RECORDS SUPPLIED.
--- BEGIN ---

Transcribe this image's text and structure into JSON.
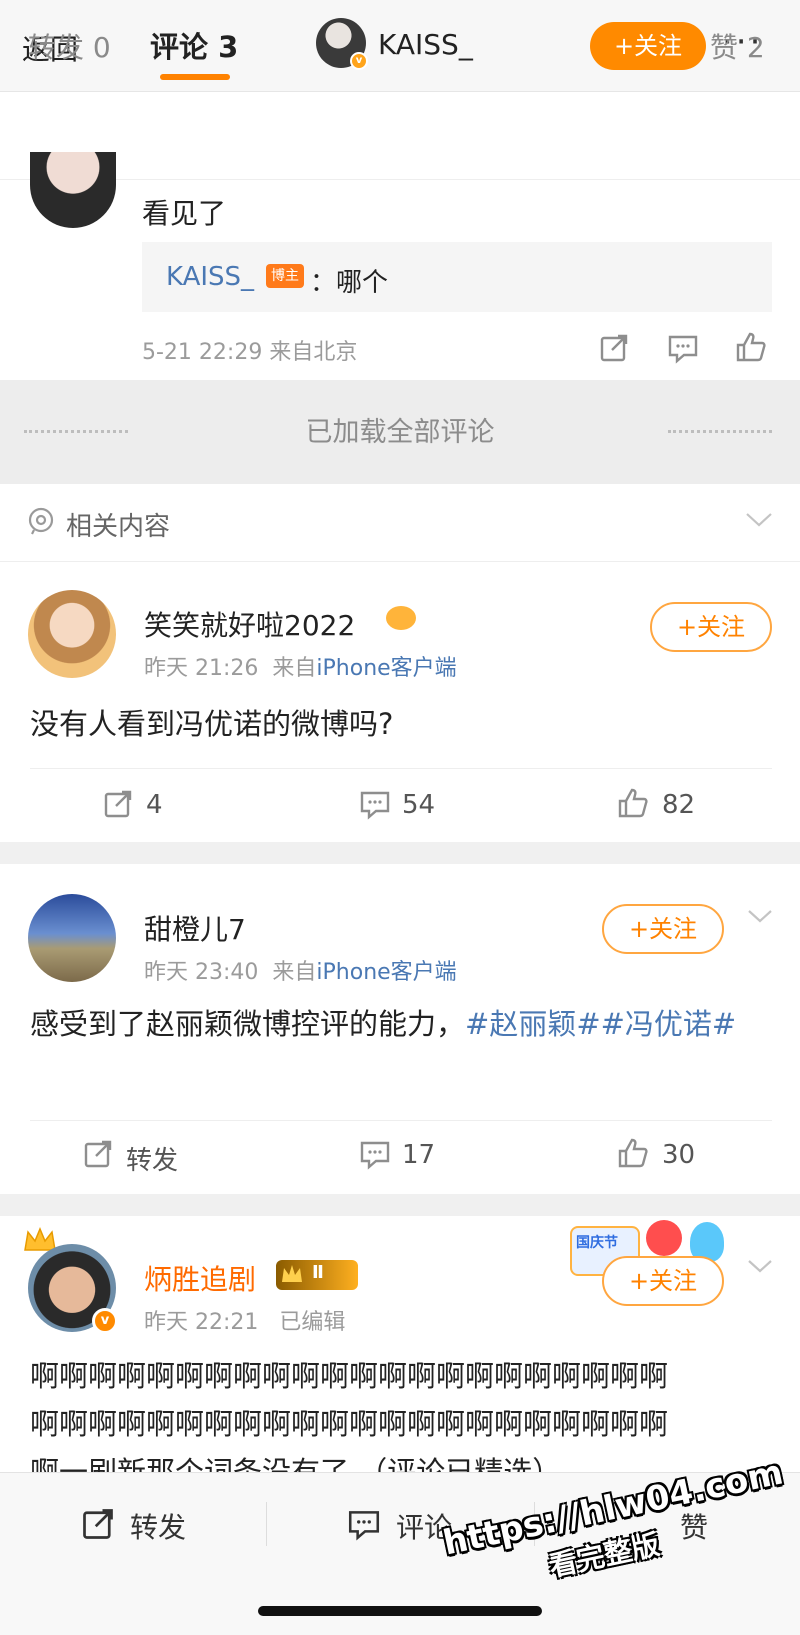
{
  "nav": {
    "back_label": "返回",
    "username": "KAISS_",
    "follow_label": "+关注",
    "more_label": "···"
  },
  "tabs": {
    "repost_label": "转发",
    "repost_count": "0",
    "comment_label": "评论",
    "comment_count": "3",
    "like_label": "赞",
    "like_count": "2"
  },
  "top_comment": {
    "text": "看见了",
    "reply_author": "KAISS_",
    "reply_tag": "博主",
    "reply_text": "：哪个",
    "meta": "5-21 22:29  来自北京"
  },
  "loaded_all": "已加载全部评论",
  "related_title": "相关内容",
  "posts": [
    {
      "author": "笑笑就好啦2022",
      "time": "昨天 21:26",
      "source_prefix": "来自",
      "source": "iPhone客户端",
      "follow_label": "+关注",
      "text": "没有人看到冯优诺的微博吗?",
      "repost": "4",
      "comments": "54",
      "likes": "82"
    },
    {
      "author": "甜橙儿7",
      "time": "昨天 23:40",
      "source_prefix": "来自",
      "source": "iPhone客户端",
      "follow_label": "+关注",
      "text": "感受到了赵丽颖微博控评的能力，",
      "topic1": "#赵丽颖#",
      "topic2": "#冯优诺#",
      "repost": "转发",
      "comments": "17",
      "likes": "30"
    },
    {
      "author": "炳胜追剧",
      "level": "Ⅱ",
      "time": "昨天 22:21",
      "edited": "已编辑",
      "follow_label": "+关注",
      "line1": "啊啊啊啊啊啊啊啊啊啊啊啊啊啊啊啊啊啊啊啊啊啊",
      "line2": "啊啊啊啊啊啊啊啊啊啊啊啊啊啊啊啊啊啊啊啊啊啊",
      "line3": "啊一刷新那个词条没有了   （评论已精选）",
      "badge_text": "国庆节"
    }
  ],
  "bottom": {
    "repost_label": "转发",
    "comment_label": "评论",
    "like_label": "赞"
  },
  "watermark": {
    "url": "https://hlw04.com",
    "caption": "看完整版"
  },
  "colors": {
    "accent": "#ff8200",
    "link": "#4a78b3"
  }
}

--- END ---

Your task is to repeat the data above exactly while excluding the pictures.

Transcribe this image's text and structure into JSON.
{
  "nav": {
    "back_label": "返回",
    "username": "KAISS_",
    "follow_label": "+关注",
    "more_label": "···"
  },
  "tabs": {
    "repost_label": "转发",
    "repost_count": "0",
    "comment_label": "评论",
    "comment_count": "3",
    "like_label": "赞",
    "like_count": "2"
  },
  "top_comment": {
    "text": "看见了",
    "reply_author": "KAISS_",
    "reply_tag": "博主",
    "reply_text": "：哪个",
    "meta": "5-21 22:29  来自北京"
  },
  "loaded_all": "已加载全部评论",
  "related_title": "相关内容",
  "posts": [
    {
      "author": "笑笑就好啦2022",
      "time": "昨天 21:26",
      "source_prefix": "来自",
      "source": "iPhone客户端",
      "follow_label": "+关注",
      "text": "没有人看到冯优诺的微博吗?",
      "repost": "4",
      "comments": "54",
      "likes": "82"
    },
    {
      "author": "甜橙儿7",
      "time": "昨天 23:40",
      "source_prefix": "来自",
      "source": "iPhone客户端",
      "follow_label": "+关注",
      "text": "感受到了赵丽颖微博控评的能力，",
      "topic1": "#赵丽颖#",
      "topic2": "#冯优诺#",
      "repost": "转发",
      "comments": "17",
      "likes": "30"
    },
    {
      "author": "炳胜追剧",
      "level": "Ⅱ",
      "time": "昨天 22:21",
      "edited": "已编辑",
      "follow_label": "+关注",
      "line1": "啊啊啊啊啊啊啊啊啊啊啊啊啊啊啊啊啊啊啊啊啊啊",
      "line2": "啊啊啊啊啊啊啊啊啊啊啊啊啊啊啊啊啊啊啊啊啊啊",
      "line3": "啊一刷新那个词条没有了   （评论已精选）",
      "badge_text": "国庆节"
    }
  ],
  "bottom": {
    "repost_label": "转发",
    "comment_label": "评论",
    "like_label": "赞"
  },
  "watermark": {
    "url": "https://hlw04.com",
    "caption": "看完整版"
  },
  "colors": {
    "accent": "#ff8200",
    "link": "#4a78b3"
  }
}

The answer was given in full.